▸ En qué consiste
Vuelve a escribir el texto sobre la violencia y el Estado desde "La necesaria reconducción" hasta "presencia del Estado.", y reemplaza "conflictividad" por "tensión social".

▸ Fragmento elegido
══════════

La necesaria reconducción de la conflictividad hacia vías desprovistas de violencia requiere de un enfoque que nos permita tener una caracterización que se adecue al campo de intervenciones apropiadas. Esto nos impele, necesariamente, a observarla como un elemento dinamizador de nuestras relaciones. Por esta vía podemos llegar a vislumbrar la conflictividad como un motor social que da propulsión y vitalidad al sistema de flujos y contraflujos de la vida democrática.
Antes de despedir el año, hemos visto en nuestras calles céntricas el despliegue de acciones por parte de las fuerzas de seguridad que dieron cuenta de la necesidad de concebir otras formas de intervención que permitan reivindicar, más que lamentar, la presencia del Estado.
La capacidad de asimilación y trámite de la demanda social por parte del actor estatal nos dan cuenta de lo situacional, ya que si la intervención conlleva distintos tipos de violencia institucional, con puestas en escena de militarización, así como también la presencia del uso y el abuso del ejercicio de la fuerza en materia represiva, nos impone una condición que obliga a replantear indefectiblemente el rol del Estado.
Se debería afrontar la conflictividad mucho más en la prevención de la violencia que en la deleznable imposición de la fuerza, y para ello deben propalarse los mecanismos de gestión constructiva de conflictos y los sistemas de alerta temprana.

══════════

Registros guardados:
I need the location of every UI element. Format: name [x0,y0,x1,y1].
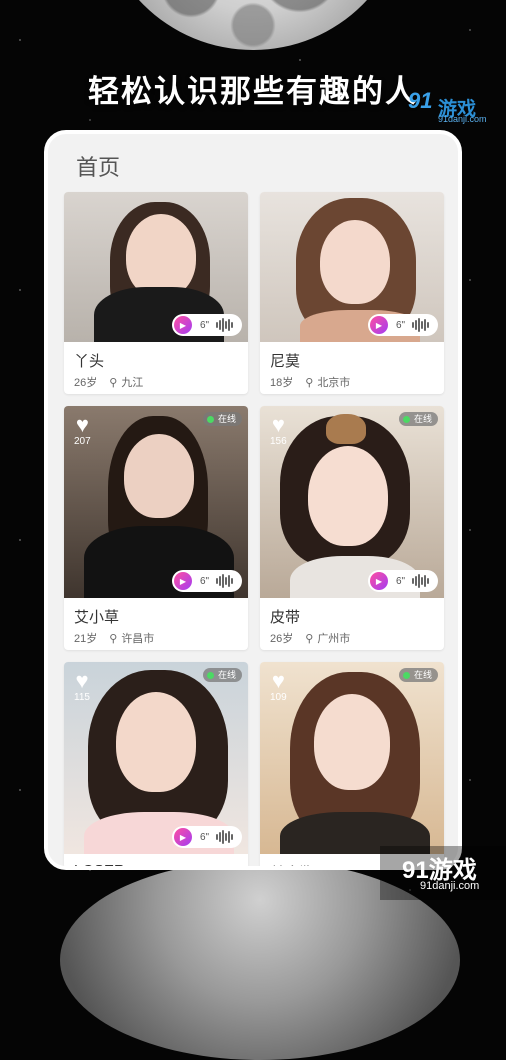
voice-wave-icon [216,830,233,844]
location-pin-icon: ⚲ [109,632,118,645]
online-label: 在线 [413,670,432,680]
profile-age: 21岁 [74,633,98,645]
profile-name: 尼莫 [270,353,301,370]
play-icon: ▶ [174,572,192,590]
voice-duration: 6" [396,319,406,331]
voice-wave-icon [412,574,429,588]
watermark-url: 91danji.com [438,114,487,124]
profile-card[interactable]: ♥ 115 在线 ▶ 6" LOSER [64,662,248,866]
play-icon: ▶ [370,316,388,334]
watermark-bottom-url: 91danji.com [420,880,480,892]
profile-name: 丫头 [74,353,105,370]
profile-info: LOSER [64,854,248,866]
watermark-bottom: 91游戏 91danji.com [380,846,506,900]
location-pin-icon: ⚲ [305,632,314,645]
play-icon: ▶ [174,316,192,334]
profile-name: 艾小草 [74,609,120,626]
profile-card[interactable]: ♥ 207 在线 ▶ 6" 艾小草 21岁 ⚲ 许昌市 [64,406,248,650]
heart-icon: ♥ [271,668,285,693]
profile-info: 丫头 26岁 ⚲ 九江 [64,342,248,394]
heart-icon: ♥ [75,412,89,437]
like-counter[interactable]: ♥ 156 [270,412,287,448]
profile-name: LOSER [74,862,125,866]
heart-icon: ♥ [271,412,285,437]
voice-duration: 6" [200,831,210,843]
profile-photo[interactable]: ♥ 207 在线 ▶ 6" [64,406,248,598]
online-dot-icon [206,671,214,679]
profile-info: 皮带 26岁 ⚲ 广州市 [260,598,444,650]
profile-card[interactable]: ▶ 6" 丫头 26岁 ⚲ 九江 [64,192,248,394]
voice-intro-button[interactable]: ▶ 6" [172,570,242,592]
profile-photo[interactable]: ▶ 6" [64,192,248,342]
voice-intro-button[interactable]: ▶ 6" [368,314,438,336]
like-count: 207 [74,436,91,447]
watermark-logo-number: 91 [408,88,433,113]
location-pin-icon: ⚲ [305,376,314,389]
page-title: 首页 [76,155,121,180]
profile-card[interactable]: ♥ 109 在线 单身狗 [260,662,444,866]
voice-intro-button[interactable]: ▶ 6" [172,826,242,848]
profile-city: 许昌市 [121,633,155,645]
profile-info: 尼莫 18岁 ⚲ 北京市 [260,342,444,394]
profile-photo[interactable]: ♥ 115 在线 ▶ 6" [64,662,248,854]
voice-duration: 6" [200,575,210,587]
profile-age: 18岁 [270,377,294,389]
play-icon: ▶ [370,572,388,590]
online-dot-icon [402,415,410,423]
online-badge: 在线 [398,412,438,426]
profile-meta: 26岁 ⚲ 九江 [74,374,143,390]
voice-duration: 6" [200,319,210,331]
profile-photo[interactable]: ♥ 109 在线 [260,662,444,854]
online-label: 在线 [413,414,432,424]
profile-name: 皮带 [270,609,301,626]
online-badge: 在线 [398,668,438,682]
profile-age: 26岁 [74,377,98,389]
profile-city: 广州市 [317,633,351,645]
like-counter[interactable]: ♥ 115 [74,668,90,704]
phone-screen: 首页 ▶ 6" 丫头 26岁 ⚲ 九江 ▶ 6" 尼莫 18岁 ⚲ 北京市 ♥ … [44,130,462,870]
like-count: 109 [270,692,287,703]
online-label: 在线 [217,414,236,424]
profile-info: 艾小草 21岁 ⚲ 许昌市 [64,598,248,650]
profile-grid: ▶ 6" 丫头 26岁 ⚲ 九江 ▶ 6" 尼莫 18岁 ⚲ 北京市 ♥ 207… [64,192,450,866]
voice-intro-button[interactable]: ▶ 6" [172,314,242,336]
profile-photo[interactable]: ▶ 6" [260,192,444,342]
heart-icon: ♥ [75,668,89,693]
profile-city: 北京市 [317,377,351,389]
location-pin-icon: ⚲ [109,376,118,389]
online-label: 在线 [217,670,236,680]
voice-intro-button[interactable]: ▶ 6" [368,570,438,592]
voice-wave-icon [216,318,233,332]
like-count: 156 [270,436,287,447]
voice-duration: 6" [396,575,406,587]
voice-wave-icon [412,318,429,332]
like-counter[interactable]: ♥ 207 [74,412,91,448]
profile-meta: 21岁 ⚲ 许昌市 [74,630,154,646]
online-badge: 在线 [202,668,242,682]
profile-meta: 26岁 ⚲ 广州市 [270,630,350,646]
profile-meta: 18岁 ⚲ 北京市 [270,374,350,390]
profile-card[interactable]: ▶ 6" 尼莫 18岁 ⚲ 北京市 [260,192,444,394]
like-counter[interactable]: ♥ 109 [270,668,287,704]
play-icon: ▶ [174,828,192,846]
watermark-top: 91 游戏 91danji.com [408,88,500,126]
online-dot-icon [402,671,410,679]
profile-card[interactable]: ♥ 156 在线 ▶ 6" 皮带 26岁 ⚲ 广州市 [260,406,444,650]
profile-photo[interactable]: ♥ 156 在线 ▶ 6" [260,406,444,598]
voice-wave-icon [216,574,233,588]
profile-name: 单身狗 [270,862,315,866]
online-badge: 在线 [202,412,242,426]
like-count: 115 [74,692,90,703]
online-dot-icon [206,415,214,423]
profile-city: 九江 [121,377,144,389]
profile-age: 26岁 [270,633,294,645]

══════════

▸ Resultado de la tarea
La necesaria reconducción de la tensión social hacia vías desprovistas de violencia requiere de un enfoque que nos permita tener una caracterización que se adecue al campo de intervenciones apropiadas. Esto nos impele, necesariamente, a observarla como un elemento dinamizador de nuestras relaciones. Por esta vía podemos llegar a vislumbrar la tensión social como un motor social que da propulsión y vitalidad al sistema de flujos y contraflujos de la vida democrática.
Antes de despedir el año, hemos visto en nuestras calles céntricas el despliegue de acciones por parte de las fuerzas de seguridad que dieron cuenta de la necesidad de concebir otras formas de intervención que permitan reivindicar, más que lamentar, la presencia del Estado.